Required work
The records that follow are to be repeated exactly, with the pictures removed.
·····
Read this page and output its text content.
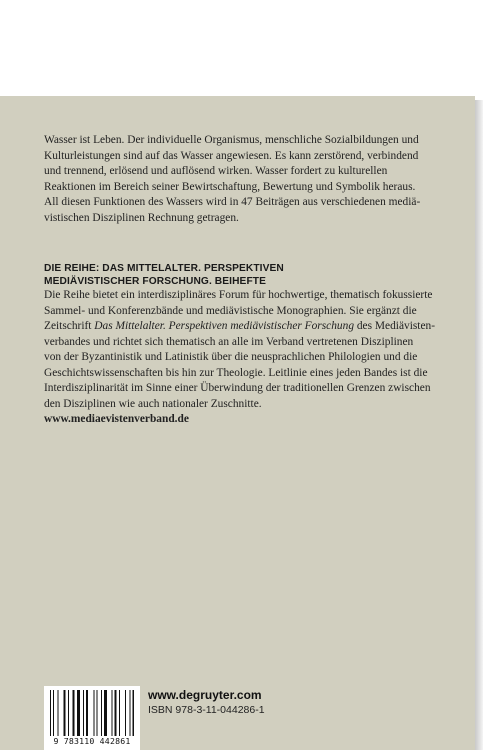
Wasser ist Leben. Der individuelle Organismus, menschliche Sozialbildungen und
Kulturleistungen sind auf das Wasser angewiesen. Es kann zerstörend, verbindend
und trennend, erlösend und auflösend wirken. Wasser fordert zu kulturellen
Reaktionen im Bereich seiner Bewirtschaftung, Bewertung und Symbolik heraus.
All diesen Funktionen des Wassers wird in 47 Beiträgen aus verschiedenen mediä-
vistischen Disziplinen Rechnung getragen.
DIE REIHE: DAS MITTELALTER. PERSPEKTIVEN
MEDIÄVISTISCHER FORSCHUNG. BEIHEFTE
Die Reihe bietet ein interdisziplinäres Forum für hochwertige, thematisch fokussierte
Sammel- und Konferenzbände und mediävistische Monographien. Sie ergänzt die
Zeitschrift Das Mittelalter. Perspektiven mediävistischer Forschung des Mediävisten-
verbandes und richtet sich thematisch an alle im Verband vertretenen Disziplinen
von der Byzantinistik und Latinistik über die neusprachlichen Philologien und die
Geschichtswissenschaften bis hin zur Theologie. Leitlinie eines jeden Bandes ist die
Interdisziplinarität im Sinne einer Überwindung der traditionellen Grenzen zwischen
den Disziplinen wie auch nationaler Zuschnitte.
www.mediaevistenverband.de
9 783110 442861
www.degruyter.com
ISBN 978-3-11-044286-1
·····
Answer below
Read this page and output its text content.
Wasser ist Leben. Der individuelle Organismus, menschliche Sozialbildungen und
Kulturleistungen sind auf das Wasser angewiesen. Es kann zerstörend, verbindend
und trennend, erlösend und auflösend wirken. Wasser fordert zu kulturellen
Reaktionen im Bereich seiner Bewirtschaftung, Bewertung und Symbolik heraus.
All diesen Funktionen des Wassers wird in 47 Beiträgen aus verschiedenen mediä-
vistischen Disziplinen Rechnung getragen.
DIE REIHE: DAS MITTELALTER. PERSPEKTIVEN
MEDIÄVISTISCHER FORSCHUNG. BEIHEFTE
Die Reihe bietet ein interdisziplinäres Forum für hochwertige, thematisch fokussierte
Sammel- und Konferenzbände und mediävistische Monographien. Sie ergänzt die
Zeitschrift Das Mittelalter. Perspektiven mediävistischer Forschung des Mediävisten-
verbandes und richtet sich thematisch an alle im Verband vertretenen Disziplinen
von der Byzantinistik und Latinistik über die neusprachlichen Philologien und die
Geschichtswissenschaften bis hin zur Theologie. Leitlinie eines jeden Bandes ist die
Interdisziplinarität im Sinne einer Überwindung der traditionellen Grenzen zwischen
den Disziplinen wie auch nationaler Zuschnitte.
www.mediaevistenverband.de
9 783110 442861
www.degruyter.com
ISBN 978-3-11-044286-1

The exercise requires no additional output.